(Data records)
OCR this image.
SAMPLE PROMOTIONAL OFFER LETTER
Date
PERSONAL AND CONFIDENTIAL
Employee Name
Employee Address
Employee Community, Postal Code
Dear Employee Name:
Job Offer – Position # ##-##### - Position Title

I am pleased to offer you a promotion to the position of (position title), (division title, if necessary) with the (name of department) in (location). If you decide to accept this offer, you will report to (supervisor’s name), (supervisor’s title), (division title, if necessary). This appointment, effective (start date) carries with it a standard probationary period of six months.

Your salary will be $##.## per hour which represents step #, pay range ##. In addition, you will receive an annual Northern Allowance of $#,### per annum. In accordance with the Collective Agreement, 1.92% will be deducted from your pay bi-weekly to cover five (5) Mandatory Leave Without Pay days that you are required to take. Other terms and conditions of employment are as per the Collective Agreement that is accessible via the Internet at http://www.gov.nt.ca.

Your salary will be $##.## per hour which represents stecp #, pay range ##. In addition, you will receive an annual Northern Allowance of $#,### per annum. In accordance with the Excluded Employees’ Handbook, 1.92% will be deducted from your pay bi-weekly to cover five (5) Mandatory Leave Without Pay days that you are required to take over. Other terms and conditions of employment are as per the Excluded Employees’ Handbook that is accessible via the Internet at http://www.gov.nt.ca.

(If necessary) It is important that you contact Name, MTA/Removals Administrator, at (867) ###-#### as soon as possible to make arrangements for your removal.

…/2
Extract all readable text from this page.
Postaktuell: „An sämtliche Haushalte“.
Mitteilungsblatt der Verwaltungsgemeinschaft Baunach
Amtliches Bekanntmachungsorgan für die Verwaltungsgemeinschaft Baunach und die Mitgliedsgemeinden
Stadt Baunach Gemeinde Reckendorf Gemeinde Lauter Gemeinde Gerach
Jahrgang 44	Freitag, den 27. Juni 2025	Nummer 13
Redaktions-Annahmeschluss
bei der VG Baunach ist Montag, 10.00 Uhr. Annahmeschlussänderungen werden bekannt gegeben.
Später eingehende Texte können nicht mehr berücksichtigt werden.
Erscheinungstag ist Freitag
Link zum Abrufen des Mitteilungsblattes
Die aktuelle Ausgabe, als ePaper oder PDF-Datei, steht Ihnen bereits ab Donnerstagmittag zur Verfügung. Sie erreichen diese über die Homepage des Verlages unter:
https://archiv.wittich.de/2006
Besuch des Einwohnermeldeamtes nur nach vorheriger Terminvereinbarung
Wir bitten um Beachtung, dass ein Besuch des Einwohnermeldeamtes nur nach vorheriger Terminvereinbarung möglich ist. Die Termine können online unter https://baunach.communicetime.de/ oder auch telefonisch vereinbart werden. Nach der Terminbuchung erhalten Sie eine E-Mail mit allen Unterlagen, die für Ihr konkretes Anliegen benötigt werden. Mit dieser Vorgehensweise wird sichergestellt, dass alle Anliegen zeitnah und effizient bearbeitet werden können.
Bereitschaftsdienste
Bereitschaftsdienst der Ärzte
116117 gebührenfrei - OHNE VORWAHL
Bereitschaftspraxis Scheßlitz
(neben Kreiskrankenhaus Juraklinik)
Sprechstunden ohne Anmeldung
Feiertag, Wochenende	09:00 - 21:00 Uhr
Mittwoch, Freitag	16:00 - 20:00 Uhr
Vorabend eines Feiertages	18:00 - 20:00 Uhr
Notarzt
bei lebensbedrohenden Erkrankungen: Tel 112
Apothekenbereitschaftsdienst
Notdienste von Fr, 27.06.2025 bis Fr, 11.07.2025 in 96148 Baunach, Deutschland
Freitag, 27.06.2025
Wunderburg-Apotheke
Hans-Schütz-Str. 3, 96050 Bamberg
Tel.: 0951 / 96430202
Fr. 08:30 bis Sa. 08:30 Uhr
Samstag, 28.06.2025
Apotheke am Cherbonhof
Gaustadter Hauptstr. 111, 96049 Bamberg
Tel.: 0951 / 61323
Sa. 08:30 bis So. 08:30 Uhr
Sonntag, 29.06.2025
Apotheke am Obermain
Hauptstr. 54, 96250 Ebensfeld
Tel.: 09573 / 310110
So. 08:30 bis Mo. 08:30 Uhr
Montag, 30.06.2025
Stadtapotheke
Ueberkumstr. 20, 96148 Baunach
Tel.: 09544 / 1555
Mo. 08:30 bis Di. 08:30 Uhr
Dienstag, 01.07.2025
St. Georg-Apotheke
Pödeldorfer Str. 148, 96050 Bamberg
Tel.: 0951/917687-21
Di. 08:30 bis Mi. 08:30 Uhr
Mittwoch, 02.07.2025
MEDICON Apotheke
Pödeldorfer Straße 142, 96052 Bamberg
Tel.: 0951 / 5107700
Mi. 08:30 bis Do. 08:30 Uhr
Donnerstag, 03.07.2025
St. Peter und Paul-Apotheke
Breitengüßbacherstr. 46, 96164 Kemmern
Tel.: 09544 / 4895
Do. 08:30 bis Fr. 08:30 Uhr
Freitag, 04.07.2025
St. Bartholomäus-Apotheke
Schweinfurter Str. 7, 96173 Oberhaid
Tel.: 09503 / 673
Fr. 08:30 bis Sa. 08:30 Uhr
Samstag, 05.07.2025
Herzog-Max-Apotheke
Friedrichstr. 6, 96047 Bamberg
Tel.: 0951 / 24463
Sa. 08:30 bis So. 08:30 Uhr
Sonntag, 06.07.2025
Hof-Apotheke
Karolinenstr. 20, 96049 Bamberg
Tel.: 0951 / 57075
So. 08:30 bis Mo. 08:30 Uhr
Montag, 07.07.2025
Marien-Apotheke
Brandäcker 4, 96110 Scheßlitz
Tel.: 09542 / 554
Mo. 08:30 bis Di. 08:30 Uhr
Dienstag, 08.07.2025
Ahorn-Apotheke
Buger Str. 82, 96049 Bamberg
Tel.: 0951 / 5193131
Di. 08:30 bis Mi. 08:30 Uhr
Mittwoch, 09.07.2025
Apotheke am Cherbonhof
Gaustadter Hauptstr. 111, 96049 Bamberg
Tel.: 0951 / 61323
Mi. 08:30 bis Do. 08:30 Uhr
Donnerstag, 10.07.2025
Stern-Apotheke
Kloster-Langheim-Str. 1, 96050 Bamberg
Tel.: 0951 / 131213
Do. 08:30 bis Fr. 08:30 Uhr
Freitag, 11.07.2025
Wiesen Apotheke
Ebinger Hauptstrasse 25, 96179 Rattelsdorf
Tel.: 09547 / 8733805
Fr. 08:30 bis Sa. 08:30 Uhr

(Task requirements) Copy the records above exactly as they appear.

(Answer for this exercise)
OCR this image.
SAMPLE PROMOTIONAL OFFER LETTER
Date
PERSONAL AND CONFIDENTIAL
Employee Name
Employee Address
Employee Community, Postal Code
Dear Employee Name:
Job Offer – Position # ##-##### - Position Title

I am pleased to offer you a promotion to the position of (position title), (division title, if necessary) with the (name of department) in (location). If you decide to accept this offer, you will report to (supervisor’s name), (supervisor’s title), (division title, if necessary). This appointment, effective (start date) carries with it a standard probationary period of six months.

Your salary will be $##.## per hour which represents step #, pay range ##. In addition, you will receive an annual Northern Allowance of $#,### per annum. In accordance with the Collective Agreement, 1.92% will be deducted from your pay bi-weekly to cover five (5) Mandatory Leave Without Pay days that you are required to take. Other terms and conditions of employment are as per the Collective Agreement that is accessible via the Internet at http://www.gov.nt.ca.

Your salary will be $##.## per hour which represents stecp #, pay range ##. In addition, you will receive an annual Northern Allowance of $#,### per annum. In accordance with the Excluded Employees’ Handbook, 1.92% will be deducted from your pay bi-weekly to cover five (5) Mandatory Leave Without Pay days that you are required to take over. Other terms and conditions of employment are as per the Excluded Employees’ Handbook that is accessible via the Internet at http://www.gov.nt.ca.

(If necessary) It is important that you contact Name, MTA/Removals Administrator, at (867) ###-#### as soon as possible to make arrangements for your removal.

…/2
Extract all readable text from this page.
Postaktuell: „An sämtliche Haushalte“.
Mitteilungsblatt der Verwaltungsgemeinschaft Baunach
Amtliches Bekanntmachungsorgan für die Verwaltungsgemeinschaft Baunach und die Mitgliedsgemeinden
Stadt Baunach Gemeinde Reckendorf Gemeinde Lauter Gemeinde Gerach
Jahrgang 44	Freitag, den 27. Juni 2025	Nummer 13
Redaktions-Annahmeschluss
bei der VG Baunach ist Montag, 10.00 Uhr. Annahmeschlussänderungen werden bekannt gegeben.
Später eingehende Texte können nicht mehr berücksichtigt werden.
Erscheinungstag ist Freitag
Link zum Abrufen des Mitteilungsblattes
Die aktuelle Ausgabe, als ePaper oder PDF-Datei, steht Ihnen bereits ab Donnerstagmittag zur Verfügung. Sie erreichen diese über die Homepage des Verlages unter:
https://archiv.wittich.de/2006
Besuch des Einwohnermeldeamtes nur nach vorheriger Terminvereinbarung
Wir bitten um Beachtung, dass ein Besuch des Einwohnermeldeamtes nur nach vorheriger Terminvereinbarung möglich ist. Die Termine können online unter https://baunach.communicetime.de/ oder auch telefonisch vereinbart werden. Nach der Terminbuchung erhalten Sie eine E-Mail mit allen Unterlagen, die für Ihr konkretes Anliegen benötigt werden. Mit dieser Vorgehensweise wird sichergestellt, dass alle Anliegen zeitnah und effizient bearbeitet werden können.
Bereitschaftsdienste
Bereitschaftsdienst der Ärzte
116117 gebührenfrei - OHNE VORWAHL
Bereitschaftspraxis Scheßlitz
(neben Kreiskrankenhaus Juraklinik)
Sprechstunden ohne Anmeldung
Feiertag, Wochenende	09:00 - 21:00 Uhr
Mittwoch, Freitag	16:00 - 20:00 Uhr
Vorabend eines Feiertages	18:00 - 20:00 Uhr
Notarzt
bei lebensbedrohenden Erkrankungen: Tel 112
Apothekenbereitschaftsdienst
Notdienste von Fr, 27.06.2025 bis Fr, 11.07.2025 in 96148 Baunach, Deutschland
Freitag, 27.06.2025
Wunderburg-Apotheke
Hans-Schütz-Str. 3, 96050 Bamberg
Tel.: 0951 / 96430202
Fr. 08:30 bis Sa. 08:30 Uhr
Samstag, 28.06.2025
Apotheke am Cherbonhof
Gaustadter Hauptstr. 111, 96049 Bamberg
Tel.: 0951 / 61323
Sa. 08:30 bis So. 08:30 Uhr
Sonntag, 29.06.2025
Apotheke am Obermain
Hauptstr. 54, 96250 Ebensfeld
Tel.: 09573 / 310110
So. 08:30 bis Mo. 08:30 Uhr
Montag, 30.06.2025
Stadtapotheke
Ueberkumstr. 20, 96148 Baunach
Tel.: 09544 / 1555
Mo. 08:30 bis Di. 08:30 Uhr
Dienstag, 01.07.2025
St. Georg-Apotheke
Pödeldorfer Str. 148, 96050 Bamberg
Tel.: 0951/917687-21
Di. 08:30 bis Mi. 08:30 Uhr
Mittwoch, 02.07.2025
MEDICON Apotheke
Pödeldorfer Straße 142, 96052 Bamberg
Tel.: 0951 / 5107700
Mi. 08:30 bis Do. 08:30 Uhr
Donnerstag, 03.07.2025
St. Peter und Paul-Apotheke
Breitengüßbacherstr. 46, 96164 Kemmern
Tel.: 09544 / 4895
Do. 08:30 bis Fr. 08:30 Uhr
Freitag, 04.07.2025
St. Bartholomäus-Apotheke
Schweinfurter Str. 7, 96173 Oberhaid
Tel.: 09503 / 673
Fr. 08:30 bis Sa. 08:30 Uhr
Samstag, 05.07.2025
Herzog-Max-Apotheke
Friedrichstr. 6, 96047 Bamberg
Tel.: 0951 / 24463
Sa. 08:30 bis So. 08:30 Uhr
Sonntag, 06.07.2025
Hof-Apotheke
Karolinenstr. 20, 96049 Bamberg
Tel.: 0951 / 57075
So. 08:30 bis Mo. 08:30 Uhr
Montag, 07.07.2025
Marien-Apotheke
Brandäcker 4, 96110 Scheßlitz
Tel.: 09542 / 554
Mo. 08:30 bis Di. 08:30 Uhr
Dienstag, 08.07.2025
Ahorn-Apotheke
Buger Str. 82, 96049 Bamberg
Tel.: 0951 / 5193131
Di. 08:30 bis Mi. 08:30 Uhr
Mittwoch, 09.07.2025
Apotheke am Cherbonhof
Gaustadter Hauptstr. 111, 96049 Bamberg
Tel.: 0951 / 61323
Mi. 08:30 bis Do. 08:30 Uhr
Donnerstag, 10.07.2025
Stern-Apotheke
Kloster-Langheim-Str. 1, 96050 Bamberg
Tel.: 0951 / 131213
Do. 08:30 bis Fr. 08:30 Uhr
Freitag, 11.07.2025
Wiesen Apotheke
Ebinger Hauptstrasse 25, 96179 Rattelsdorf
Tel.: 09547 / 8733805
Fr. 08:30 bis Sa. 08:30 Uhr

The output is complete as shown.